----- Input material -----
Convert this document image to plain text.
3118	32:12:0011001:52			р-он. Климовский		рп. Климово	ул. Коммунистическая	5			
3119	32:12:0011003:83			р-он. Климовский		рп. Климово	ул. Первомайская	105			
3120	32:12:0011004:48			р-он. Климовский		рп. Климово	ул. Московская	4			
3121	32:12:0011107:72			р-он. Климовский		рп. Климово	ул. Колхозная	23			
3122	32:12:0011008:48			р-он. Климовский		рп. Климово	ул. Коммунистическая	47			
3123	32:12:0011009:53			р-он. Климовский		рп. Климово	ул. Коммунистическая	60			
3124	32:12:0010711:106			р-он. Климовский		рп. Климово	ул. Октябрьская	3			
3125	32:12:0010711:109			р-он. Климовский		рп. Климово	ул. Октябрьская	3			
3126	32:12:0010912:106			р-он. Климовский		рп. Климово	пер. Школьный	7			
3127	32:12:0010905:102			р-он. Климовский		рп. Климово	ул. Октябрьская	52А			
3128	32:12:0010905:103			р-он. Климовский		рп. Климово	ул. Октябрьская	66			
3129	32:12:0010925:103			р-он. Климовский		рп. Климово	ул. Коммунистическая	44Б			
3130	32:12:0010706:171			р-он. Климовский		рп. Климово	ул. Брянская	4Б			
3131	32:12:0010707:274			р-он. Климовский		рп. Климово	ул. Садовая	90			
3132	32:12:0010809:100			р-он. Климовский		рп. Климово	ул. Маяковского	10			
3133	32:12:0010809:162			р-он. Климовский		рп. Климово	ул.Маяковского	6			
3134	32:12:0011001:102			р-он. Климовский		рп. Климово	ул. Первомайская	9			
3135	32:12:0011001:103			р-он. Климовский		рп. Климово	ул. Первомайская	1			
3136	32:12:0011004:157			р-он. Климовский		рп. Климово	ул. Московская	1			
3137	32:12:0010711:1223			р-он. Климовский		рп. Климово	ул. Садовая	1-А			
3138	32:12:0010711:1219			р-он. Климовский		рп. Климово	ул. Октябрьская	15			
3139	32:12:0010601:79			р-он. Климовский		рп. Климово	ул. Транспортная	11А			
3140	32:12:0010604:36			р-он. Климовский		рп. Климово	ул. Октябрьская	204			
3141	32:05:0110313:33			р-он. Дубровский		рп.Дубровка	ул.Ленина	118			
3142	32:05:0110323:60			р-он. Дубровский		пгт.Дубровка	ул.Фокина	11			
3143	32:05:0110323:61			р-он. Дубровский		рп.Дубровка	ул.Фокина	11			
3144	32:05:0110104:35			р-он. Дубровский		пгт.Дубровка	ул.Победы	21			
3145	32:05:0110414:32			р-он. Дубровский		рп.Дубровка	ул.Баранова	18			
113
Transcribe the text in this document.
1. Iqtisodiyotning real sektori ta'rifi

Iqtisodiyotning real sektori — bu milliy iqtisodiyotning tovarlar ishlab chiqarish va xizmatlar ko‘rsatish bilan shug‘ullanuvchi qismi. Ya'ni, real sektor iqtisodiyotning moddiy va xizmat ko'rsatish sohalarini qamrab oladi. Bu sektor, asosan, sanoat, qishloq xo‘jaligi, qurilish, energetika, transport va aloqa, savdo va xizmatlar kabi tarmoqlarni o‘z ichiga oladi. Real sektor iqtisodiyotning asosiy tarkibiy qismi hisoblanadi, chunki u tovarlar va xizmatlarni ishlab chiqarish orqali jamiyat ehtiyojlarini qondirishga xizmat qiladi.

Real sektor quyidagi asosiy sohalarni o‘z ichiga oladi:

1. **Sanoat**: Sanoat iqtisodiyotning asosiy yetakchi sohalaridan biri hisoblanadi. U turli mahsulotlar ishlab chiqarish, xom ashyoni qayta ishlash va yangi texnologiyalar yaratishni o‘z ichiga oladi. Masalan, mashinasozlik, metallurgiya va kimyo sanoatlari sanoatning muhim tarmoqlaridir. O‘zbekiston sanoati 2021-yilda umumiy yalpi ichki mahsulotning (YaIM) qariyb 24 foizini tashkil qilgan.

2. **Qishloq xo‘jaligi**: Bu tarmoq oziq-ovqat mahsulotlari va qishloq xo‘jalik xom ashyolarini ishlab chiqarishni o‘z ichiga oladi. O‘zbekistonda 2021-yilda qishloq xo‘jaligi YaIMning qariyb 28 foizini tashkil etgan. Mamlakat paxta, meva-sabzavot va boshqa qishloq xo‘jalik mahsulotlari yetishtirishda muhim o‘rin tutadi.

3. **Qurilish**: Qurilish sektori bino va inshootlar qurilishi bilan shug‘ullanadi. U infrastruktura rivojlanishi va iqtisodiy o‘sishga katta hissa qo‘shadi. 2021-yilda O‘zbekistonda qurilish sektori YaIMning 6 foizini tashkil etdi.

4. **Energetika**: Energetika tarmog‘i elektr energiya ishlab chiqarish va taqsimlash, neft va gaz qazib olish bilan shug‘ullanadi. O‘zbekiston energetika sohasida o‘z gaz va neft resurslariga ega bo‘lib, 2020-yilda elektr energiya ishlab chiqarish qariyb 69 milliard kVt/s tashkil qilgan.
-----
→ Requirement
Write out every line from the records above, word for word.

→ Output below
Convert this document image to plain text.
3118	32:12:0011001:52			р-он. Климовский		рп. Климово	ул. Коммунистическая	5			
3119	32:12:0011003:83			р-он. Климовский		рп. Климово	ул. Первомайская	105			
3120	32:12:0011004:48			р-он. Климовский		рп. Климово	ул. Московская	4			
3121	32:12:0011107:72			р-он. Климовский		рп. Климово	ул. Колхозная	23			
3122	32:12:0011008:48			р-он. Климовский		рп. Климово	ул. Коммунистическая	47			
3123	32:12:0011009:53			р-он. Климовский		рп. Климово	ул. Коммунистическая	60			
3124	32:12:0010711:106			р-он. Климовский		рп. Климово	ул. Октябрьская	3			
3125	32:12:0010711:109			р-он. Климовский		рп. Климово	ул. Октябрьская	3			
3126	32:12:0010912:106			р-он. Климовский		рп. Климово	пер. Школьный	7			
3127	32:12:0010905:102			р-он. Климовский		рп. Климово	ул. Октябрьская	52А			
3128	32:12:0010905:103			р-он. Климовский		рп. Климово	ул. Октябрьская	66			
3129	32:12:0010925:103			р-он. Климовский		рп. Климово	ул. Коммунистическая	44Б			
3130	32:12:0010706:171			р-он. Климовский		рп. Климово	ул. Брянская	4Б			
3131	32:12:0010707:274			р-он. Климовский		рп. Климово	ул. Садовая	90			
3132	32:12:0010809:100			р-он. Климовский		рп. Климово	ул. Маяковского	10			
3133	32:12:0010809:162			р-он. Климовский		рп. Климово	ул.Маяковского	6			
3134	32:12:0011001:102			р-он. Климовский		рп. Климово	ул. Первомайская	9			
3135	32:12:0011001:103			р-он. Климовский		рп. Климово	ул. Первомайская	1			
3136	32:12:0011004:157			р-он. Климовский		рп. Климово	ул. Московская	1			
3137	32:12:0010711:1223			р-он. Климовский		рп. Климово	ул. Садовая	1-А			
3138	32:12:0010711:1219			р-он. Климовский		рп. Климово	ул. Октябрьская	15			
3139	32:12:0010601:79			р-он. Климовский		рп. Климово	ул. Транспортная	11А			
3140	32:12:0010604:36			р-он. Климовский		рп. Климово	ул. Октябрьская	204			
3141	32:05:0110313:33			р-он. Дубровский		рп.Дубровка	ул.Ленина	118			
3142	32:05:0110323:60			р-он. Дубровский		пгт.Дубровка	ул.Фокина	11			
3143	32:05:0110323:61			р-он. Дубровский		рп.Дубровка	ул.Фокина	11			
3144	32:05:0110104:35			р-он. Дубровский		пгт.Дубровка	ул.Победы	21			
3145	32:05:0110414:32			р-он. Дубровский		рп.Дубровка	ул.Баранова	18			
113
Transcribe the text in this document.
1. Iqtisodiyotning real sektori ta'rifi

Iqtisodiyotning real sektori — bu milliy iqtisodiyotning tovarlar ishlab chiqarish va xizmatlar ko‘rsatish bilan shug‘ullanuvchi qismi. Ya'ni, real sektor iqtisodiyotning moddiy va xizmat ko'rsatish sohalarini qamrab oladi. Bu sektor, asosan, sanoat, qishloq xo‘jaligi, qurilish, energetika, transport va aloqa, savdo va xizmatlar kabi tarmoqlarni o‘z ichiga oladi. Real sektor iqtisodiyotning asosiy tarkibiy qismi hisoblanadi, chunki u tovarlar va xizmatlarni ishlab chiqarish orqali jamiyat ehtiyojlarini qondirishga xizmat qiladi.

Real sektor quyidagi asosiy sohalarni o‘z ichiga oladi:

1. **Sanoat**: Sanoat iqtisodiyotning asosiy yetakchi sohalaridan biri hisoblanadi. U turli mahsulotlar ishlab chiqarish, xom ashyoni qayta ishlash va yangi texnologiyalar yaratishni o‘z ichiga oladi. Masalan, mashinasozlik, metallurgiya va kimyo sanoatlari sanoatning muhim tarmoqlaridir. O‘zbekiston sanoati 2021-yilda umumiy yalpi ichki mahsulotning (YaIM) qariyb 24 foizini tashkil qilgan.

2. **Qishloq xo‘jaligi**: Bu tarmoq oziq-ovqat mahsulotlari va qishloq xo‘jalik xom ashyolarini ishlab chiqarishni o‘z ichiga oladi. O‘zbekistonda 2021-yilda qishloq xo‘jaligi YaIMning qariyb 28 foizini tashkil etgan. Mamlakat paxta, meva-sabzavot va boshqa qishloq xo‘jalik mahsulotlari yetishtirishda muhim o‘rin tutadi.

3. **Qurilish**: Qurilish sektori bino va inshootlar qurilishi bilan shug‘ullanadi. U infrastruktura rivojlanishi va iqtisodiy o‘sishga katta hissa qo‘shadi. 2021-yilda O‘zbekistonda qurilish sektori YaIMning 6 foizini tashkil etdi.

4. **Energetika**: Energetika tarmog‘i elektr energiya ishlab chiqarish va taqsimlash, neft va gaz qazib olish bilan shug‘ullanadi. O‘zbekiston energetika sohasida o‘z gaz va neft resurslariga ega bo‘lib, 2020-yilda elektr energiya ishlab chiqarish qariyb 69 milliard kVt/s tashkil qilgan.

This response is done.